[Dataset rows about figures]

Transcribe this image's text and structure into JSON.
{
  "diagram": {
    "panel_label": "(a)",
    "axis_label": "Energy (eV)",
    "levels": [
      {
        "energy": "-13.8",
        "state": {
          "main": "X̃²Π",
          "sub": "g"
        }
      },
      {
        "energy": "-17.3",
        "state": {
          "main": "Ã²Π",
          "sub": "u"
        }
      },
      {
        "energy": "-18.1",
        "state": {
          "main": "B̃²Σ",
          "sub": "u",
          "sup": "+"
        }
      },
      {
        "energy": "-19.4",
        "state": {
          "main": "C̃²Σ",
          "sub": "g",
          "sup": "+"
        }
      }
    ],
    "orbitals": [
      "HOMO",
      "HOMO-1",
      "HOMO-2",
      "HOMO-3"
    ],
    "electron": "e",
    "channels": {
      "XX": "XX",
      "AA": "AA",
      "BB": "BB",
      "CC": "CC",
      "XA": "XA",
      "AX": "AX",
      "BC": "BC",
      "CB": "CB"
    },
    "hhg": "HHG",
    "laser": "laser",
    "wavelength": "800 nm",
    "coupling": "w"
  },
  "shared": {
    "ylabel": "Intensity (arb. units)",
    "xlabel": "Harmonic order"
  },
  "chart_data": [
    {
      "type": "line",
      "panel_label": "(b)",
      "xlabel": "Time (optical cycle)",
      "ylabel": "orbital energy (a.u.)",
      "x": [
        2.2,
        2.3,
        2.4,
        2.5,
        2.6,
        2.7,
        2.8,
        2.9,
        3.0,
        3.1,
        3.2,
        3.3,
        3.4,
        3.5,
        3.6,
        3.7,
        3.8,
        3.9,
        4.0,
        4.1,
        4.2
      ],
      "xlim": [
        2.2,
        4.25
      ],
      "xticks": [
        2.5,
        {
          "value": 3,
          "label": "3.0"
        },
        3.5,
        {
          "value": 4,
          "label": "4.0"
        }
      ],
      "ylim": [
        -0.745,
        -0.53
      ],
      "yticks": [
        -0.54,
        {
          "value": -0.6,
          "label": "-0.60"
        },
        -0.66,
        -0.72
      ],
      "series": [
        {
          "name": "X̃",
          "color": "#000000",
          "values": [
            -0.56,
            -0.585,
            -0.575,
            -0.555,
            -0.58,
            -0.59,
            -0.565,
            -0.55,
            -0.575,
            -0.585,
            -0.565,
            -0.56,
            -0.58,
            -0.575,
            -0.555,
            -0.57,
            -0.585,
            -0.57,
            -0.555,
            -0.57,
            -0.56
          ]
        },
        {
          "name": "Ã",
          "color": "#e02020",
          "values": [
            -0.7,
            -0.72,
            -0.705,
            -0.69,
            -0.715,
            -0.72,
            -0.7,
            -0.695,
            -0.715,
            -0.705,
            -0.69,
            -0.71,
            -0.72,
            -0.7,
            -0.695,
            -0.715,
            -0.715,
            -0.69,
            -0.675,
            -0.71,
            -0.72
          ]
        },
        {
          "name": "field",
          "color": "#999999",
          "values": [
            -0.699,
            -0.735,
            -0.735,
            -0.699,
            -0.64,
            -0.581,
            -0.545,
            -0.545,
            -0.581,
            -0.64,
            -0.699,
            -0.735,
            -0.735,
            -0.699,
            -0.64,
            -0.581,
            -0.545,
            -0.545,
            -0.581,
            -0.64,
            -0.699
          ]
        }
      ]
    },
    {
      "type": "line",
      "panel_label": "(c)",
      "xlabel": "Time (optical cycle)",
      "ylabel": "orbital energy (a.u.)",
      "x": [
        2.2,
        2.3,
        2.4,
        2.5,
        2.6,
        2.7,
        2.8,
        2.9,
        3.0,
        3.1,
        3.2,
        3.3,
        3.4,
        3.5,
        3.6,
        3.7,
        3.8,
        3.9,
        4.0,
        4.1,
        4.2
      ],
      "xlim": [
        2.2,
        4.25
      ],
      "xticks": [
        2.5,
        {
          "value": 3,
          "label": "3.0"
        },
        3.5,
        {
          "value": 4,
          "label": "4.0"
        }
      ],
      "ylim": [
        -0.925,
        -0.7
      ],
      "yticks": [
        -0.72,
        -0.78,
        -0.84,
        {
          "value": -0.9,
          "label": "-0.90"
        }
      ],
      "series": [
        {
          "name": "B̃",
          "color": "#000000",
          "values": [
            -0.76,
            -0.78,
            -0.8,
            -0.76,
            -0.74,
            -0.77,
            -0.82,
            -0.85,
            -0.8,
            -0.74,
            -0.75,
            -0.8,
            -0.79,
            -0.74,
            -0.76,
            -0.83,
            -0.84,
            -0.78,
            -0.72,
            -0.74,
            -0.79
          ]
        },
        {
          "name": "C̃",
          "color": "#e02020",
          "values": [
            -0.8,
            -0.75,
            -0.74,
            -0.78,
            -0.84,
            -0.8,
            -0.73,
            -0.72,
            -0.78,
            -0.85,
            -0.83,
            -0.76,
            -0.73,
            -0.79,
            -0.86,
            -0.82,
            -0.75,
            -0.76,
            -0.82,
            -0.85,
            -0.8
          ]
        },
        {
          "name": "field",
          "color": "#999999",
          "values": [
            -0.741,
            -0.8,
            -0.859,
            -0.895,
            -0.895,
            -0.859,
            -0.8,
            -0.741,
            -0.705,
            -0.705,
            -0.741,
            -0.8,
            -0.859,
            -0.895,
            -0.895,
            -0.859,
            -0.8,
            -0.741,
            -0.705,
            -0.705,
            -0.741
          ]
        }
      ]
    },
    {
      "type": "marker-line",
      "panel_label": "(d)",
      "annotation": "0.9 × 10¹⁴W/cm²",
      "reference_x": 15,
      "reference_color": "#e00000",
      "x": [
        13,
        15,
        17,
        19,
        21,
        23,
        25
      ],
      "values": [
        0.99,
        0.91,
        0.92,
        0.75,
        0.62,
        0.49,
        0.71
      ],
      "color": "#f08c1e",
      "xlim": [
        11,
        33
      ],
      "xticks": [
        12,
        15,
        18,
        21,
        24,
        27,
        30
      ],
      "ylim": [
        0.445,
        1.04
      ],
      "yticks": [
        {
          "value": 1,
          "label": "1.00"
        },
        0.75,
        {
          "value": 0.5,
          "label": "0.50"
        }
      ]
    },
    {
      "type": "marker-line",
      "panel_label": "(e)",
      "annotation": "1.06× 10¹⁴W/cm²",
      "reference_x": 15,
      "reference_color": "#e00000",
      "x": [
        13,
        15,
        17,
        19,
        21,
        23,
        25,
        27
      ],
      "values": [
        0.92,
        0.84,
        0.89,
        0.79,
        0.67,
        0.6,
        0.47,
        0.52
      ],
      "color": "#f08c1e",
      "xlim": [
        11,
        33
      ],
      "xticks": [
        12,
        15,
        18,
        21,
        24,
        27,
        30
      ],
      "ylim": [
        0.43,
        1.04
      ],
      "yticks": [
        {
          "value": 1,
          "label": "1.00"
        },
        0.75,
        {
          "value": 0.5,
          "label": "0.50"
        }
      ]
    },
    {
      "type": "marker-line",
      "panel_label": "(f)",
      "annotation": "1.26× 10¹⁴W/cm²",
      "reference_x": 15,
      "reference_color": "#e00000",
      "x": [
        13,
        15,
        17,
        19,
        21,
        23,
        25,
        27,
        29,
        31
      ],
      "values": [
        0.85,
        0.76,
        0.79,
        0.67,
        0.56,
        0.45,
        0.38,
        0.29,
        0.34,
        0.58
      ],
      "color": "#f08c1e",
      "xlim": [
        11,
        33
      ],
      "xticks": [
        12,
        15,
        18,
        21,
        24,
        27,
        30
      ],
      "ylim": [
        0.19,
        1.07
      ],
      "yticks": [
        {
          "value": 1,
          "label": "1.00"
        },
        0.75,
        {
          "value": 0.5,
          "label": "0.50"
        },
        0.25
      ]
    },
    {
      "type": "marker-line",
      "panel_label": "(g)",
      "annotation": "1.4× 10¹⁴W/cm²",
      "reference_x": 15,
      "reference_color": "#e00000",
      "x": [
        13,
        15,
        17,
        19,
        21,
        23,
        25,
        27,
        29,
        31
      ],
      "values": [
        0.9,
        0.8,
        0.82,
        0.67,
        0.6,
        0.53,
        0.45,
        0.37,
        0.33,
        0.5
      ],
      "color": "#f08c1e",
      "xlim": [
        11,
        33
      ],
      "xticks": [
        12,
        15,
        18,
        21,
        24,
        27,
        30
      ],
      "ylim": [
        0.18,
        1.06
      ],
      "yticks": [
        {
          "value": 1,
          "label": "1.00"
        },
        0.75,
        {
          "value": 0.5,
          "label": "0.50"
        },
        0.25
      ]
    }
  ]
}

Work required
Determine how many lines of the material include the string "annotation". Output only that count.

Written solution
4